Texte extrait.

+++++

Sur ce point, les conférences épiscopales nationales ont préparé des lignes directrices qui tiennent compte des réglementations locales. Il n’est pas possible de donner une réponse sans équivoque. Dans certains pays, la loi prévoit déjà cette obligation, et pas dans d’autres. En fait, le motu proprio Vos estis lux mundi du Pape François, promulgué l’année dernière, exprime en ces termes que l’Église agit dans des cas de ce genre «sans préjudice des droits et obligations établis en chaque lieu par les lois étatiques, en particulier pour ce qui concerne les éventuelles obligations de signalement aux autorités civiles compétentes» (Art. 19). Par ailleurs, l’article 17 du Vade-mecum stipule également : «Même en l’absence d’obligation juridique explicite, l’autorité ecclésiastique déposera une plainte auprès des autorités civiles compétentes chaque fois qu’elle l’estimera indispensable pour protéger tant la victime présumée que d’autres mineurs, du danger de nouveaux actes délictueux».

+++++

Extraits de données.
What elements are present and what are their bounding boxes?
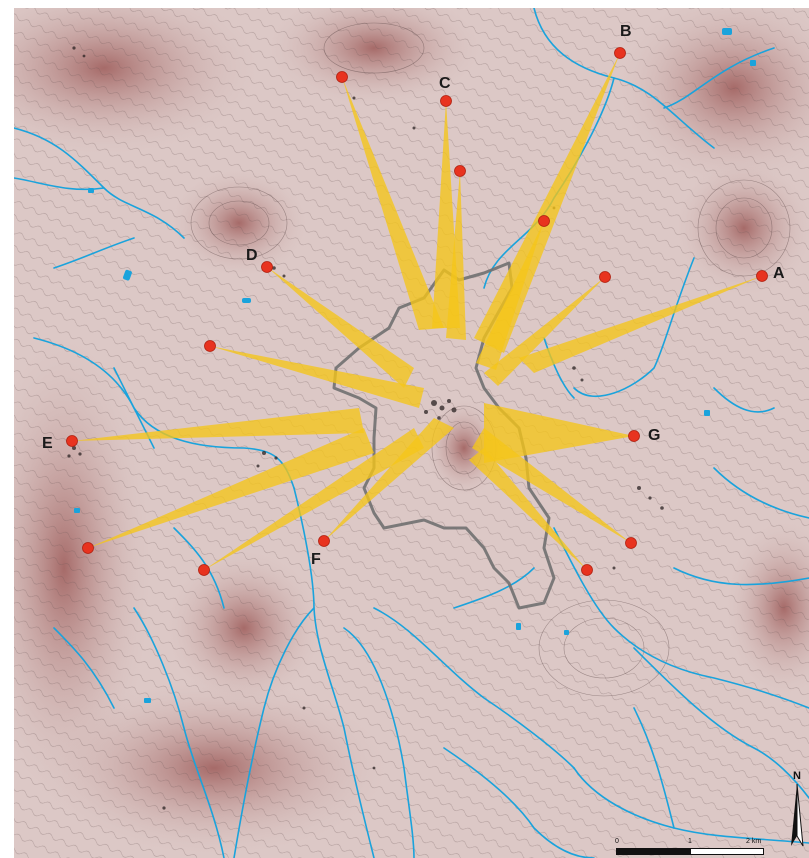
north-arrow-icon xyxy=(791,783,804,847)
municipal-boundary xyxy=(332,261,556,610)
wedge-E xyxy=(72,408,364,441)
site-marker-g2[interactable] xyxy=(625,537,637,549)
scale-tick-0: 0 xyxy=(615,838,619,845)
site-marker-b2[interactable] xyxy=(538,215,550,227)
site-marker-e2[interactable] xyxy=(82,542,94,554)
wedge-a2 xyxy=(484,277,605,386)
site-marker-A[interactable] xyxy=(756,270,768,282)
site-marker-e3[interactable] xyxy=(198,564,210,576)
site-marker-c2[interactable] xyxy=(454,165,466,177)
site-label-D: D xyxy=(246,247,258,264)
wedge-g3 xyxy=(469,448,587,570)
site-label-F: F xyxy=(311,551,321,568)
site-label-E: E xyxy=(42,435,53,452)
site-marker-G[interactable] xyxy=(628,430,640,442)
map-view[interactable]: A B C D E F G N 0 1 2 km xyxy=(14,8,809,858)
site-marker-E[interactable] xyxy=(66,435,78,447)
site-marker-D[interactable] xyxy=(261,261,273,273)
site-label-C: C xyxy=(439,75,451,92)
wedge-G xyxy=(484,403,634,463)
water-bodies xyxy=(74,28,756,703)
wedge-F xyxy=(324,418,454,541)
scale-tick-1: 1 xyxy=(688,838,692,845)
wedge-B xyxy=(474,53,620,353)
wedge-e3 xyxy=(204,428,424,570)
site-label-B: B xyxy=(620,23,632,40)
wedge-e2 xyxy=(88,428,374,548)
contour-rings xyxy=(190,22,791,697)
wedge-D xyxy=(267,267,414,388)
topographic-map xyxy=(14,8,809,858)
wedge-d3 xyxy=(210,346,424,408)
wedge-A xyxy=(519,276,762,373)
site-label-G: G xyxy=(648,427,661,444)
site-marker-B[interactable] xyxy=(614,47,626,59)
wedge-g2 xyxy=(472,428,631,543)
site-marker-F[interactable] xyxy=(318,535,330,547)
site-marker-D2[interactable] xyxy=(336,71,348,83)
north-label: N xyxy=(793,770,801,782)
viewshed-wedges xyxy=(72,53,762,570)
site-marker-g3[interactable] xyxy=(581,564,593,576)
site-label-A: A xyxy=(773,265,785,282)
site-markers xyxy=(66,47,768,576)
scale-tick-2: 2 km xyxy=(746,838,762,845)
wedge-b2 xyxy=(476,221,544,370)
site-marker-d3[interactable] xyxy=(204,340,216,352)
site-marker-a2[interactable] xyxy=(599,271,611,283)
scale-bar: 0 1 2 km xyxy=(615,838,766,856)
scale-segment-black xyxy=(616,848,692,855)
scale-segment-white xyxy=(690,848,764,855)
site-marker-C[interactable] xyxy=(440,95,452,107)
wedge-c2 xyxy=(446,171,466,340)
wedge-D2 xyxy=(342,77,444,330)
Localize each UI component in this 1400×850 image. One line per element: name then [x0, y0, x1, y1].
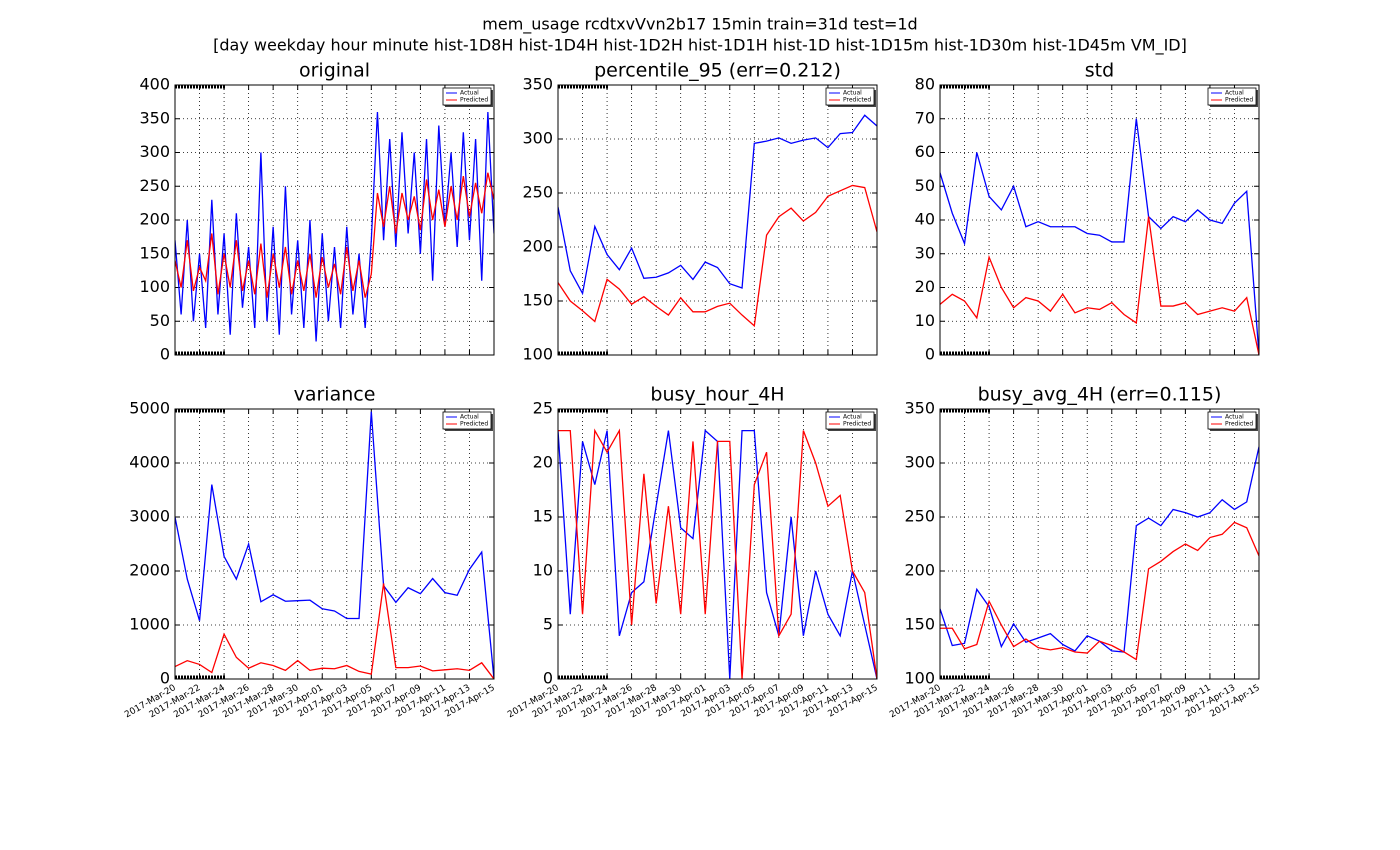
y-tick-label: 15	[533, 507, 553, 526]
y-tick-label: 100	[522, 345, 553, 364]
chart-title: original	[299, 60, 370, 82]
legend-box	[442, 87, 492, 106]
series-line	[175, 172, 494, 298]
chart-title: std	[1085, 60, 1114, 82]
legend-label: Predicted	[460, 421, 488, 428]
y-tick-label: 350	[522, 75, 553, 94]
legend-box	[825, 87, 875, 106]
legend-label: Predicted	[1225, 97, 1253, 104]
y-tick-label: 60	[915, 142, 935, 161]
y-tick-label: 400	[139, 75, 170, 94]
legend-label: Actual	[1225, 90, 1244, 97]
series-line	[175, 111, 494, 342]
chart-title: busy_avg_4H (err=0.115)	[978, 384, 1222, 406]
series-line	[558, 429, 877, 679]
legend-box	[825, 411, 875, 430]
legend-label: Actual	[1225, 414, 1244, 421]
y-tick-label: 250	[139, 176, 170, 195]
subplot: percentile_95 (err=0.212) 100 150 200 250 300…	[522, 60, 878, 364]
y-tick-label: 1000	[129, 615, 170, 634]
y-tick-label: 150	[522, 291, 553, 310]
plot-area	[175, 411, 494, 679]
series-line	[175, 583, 494, 679]
y-tick-label: 3000	[129, 507, 170, 526]
y-tick-label: 350	[904, 399, 935, 418]
series-line	[558, 114, 877, 296]
chart-title: percentile_95 (err=0.212)	[594, 60, 841, 82]
y-tick-label: 100	[139, 277, 170, 296]
plot-area	[175, 111, 494, 342]
y-tick-label: 20	[533, 453, 553, 472]
y-tick-label: 20	[915, 277, 935, 296]
legend-box	[442, 411, 492, 430]
plot-area	[558, 114, 877, 328]
axes-frame	[174, 408, 495, 680]
chart-title: busy_hour_4H	[650, 384, 784, 406]
subplot: busy_hour_4H2017-Mar-202017-Mar-222017-M…	[506, 384, 880, 721]
y-tick-label: 50	[915, 176, 935, 195]
figure-subtitle: [day weekday hour minute hist-1D8H hist-…	[213, 36, 1187, 56]
y-tick-label: 150	[139, 243, 170, 262]
y-tick-label: 0	[160, 669, 170, 688]
legend-label: Actual	[843, 414, 862, 421]
y-tick-label: 200	[522, 237, 553, 256]
y-tick-label: 250	[522, 183, 553, 202]
series-line	[940, 521, 1259, 661]
y-tick-label: 5	[543, 615, 553, 634]
y-tick-label: 70	[915, 108, 935, 127]
axes-frame	[557, 84, 878, 356]
series-line	[940, 446, 1259, 653]
y-tick-label: 50	[150, 311, 170, 330]
legend-box	[1207, 87, 1257, 106]
axes-frame	[939, 408, 1260, 680]
y-tick-label: 200	[139, 210, 170, 229]
y-tick-label: 0	[925, 345, 935, 364]
series-line	[558, 428, 877, 679]
legend-label: Actual	[460, 90, 479, 97]
legend-label: Predicted	[460, 97, 488, 104]
legend-label: Predicted	[1225, 421, 1253, 428]
legend-label: Predicted	[843, 421, 871, 428]
chart-title: variance	[294, 384, 376, 406]
y-tick-label: 100	[904, 669, 935, 688]
subplot: original 0 50 100 150 200 250 300 350 400 ActualPr…	[139, 60, 495, 364]
y-tick-label: 25	[533, 399, 553, 418]
y-tick-label: 30	[915, 243, 935, 262]
legend-label: Predicted	[843, 97, 871, 104]
y-tick-label: 250	[904, 507, 935, 526]
plot-area	[558, 428, 877, 679]
y-tick-label: 10	[533, 561, 553, 580]
series-line	[940, 118, 1259, 355]
y-tick-label: 5000	[129, 399, 170, 418]
axes-frame	[174, 84, 495, 356]
plot-area	[940, 446, 1259, 661]
series-line	[940, 216, 1259, 355]
axes-frame	[557, 408, 878, 680]
plot-area	[940, 118, 1259, 355]
y-tick-label: 0	[543, 669, 553, 688]
axes-frame	[939, 84, 1260, 356]
y-tick-label: 0	[160, 345, 170, 364]
y-tick-label: 150	[904, 615, 935, 634]
series-line	[558, 184, 877, 328]
y-tick-label: 4000	[129, 453, 170, 472]
y-tick-label: 300	[139, 142, 170, 161]
y-tick-label: 350	[139, 108, 170, 127]
subplot: variance2017-Mar-202017-Mar-222017-Mar-2…	[123, 384, 497, 721]
legend-label: Actual	[460, 414, 479, 421]
y-tick-label: 80	[915, 75, 935, 94]
y-tick-label: 40	[915, 210, 935, 229]
y-tick-label: 300	[522, 129, 553, 148]
legend-box	[1207, 411, 1257, 430]
y-tick-label: 200	[904, 561, 935, 580]
subplot: busy_avg_4H (err=0.115)2017-Mar-202017-M…	[888, 384, 1262, 721]
figure-title: mem_usage rcdtxvVvn2b17 15min train=31d …	[482, 15, 917, 35]
y-tick-label: 10	[915, 311, 935, 330]
y-tick-label: 2000	[129, 561, 170, 580]
y-tick-label: 300	[904, 453, 935, 472]
series-line	[175, 411, 494, 679]
legend-label: Actual	[843, 90, 862, 97]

+++++

Consigne.
Répondez aux questions suivantes à partir du texte extrait :
(a) Quelles instances ont préparé des lignes directrices tenant compte des réglementations locales ?
(b) Quel article du motu proprio Vos estis lux mundi est cité ?
(c) Selon l'article 17 du Vade-mecum, auprès de qui l'autorité ecclésiastique déposera-t-elle une plainte ?

Solution.
(a) Les conférences épiscopales nationales.
(b) L'article 19.
(c) Auprès des autorités civiles compétentes.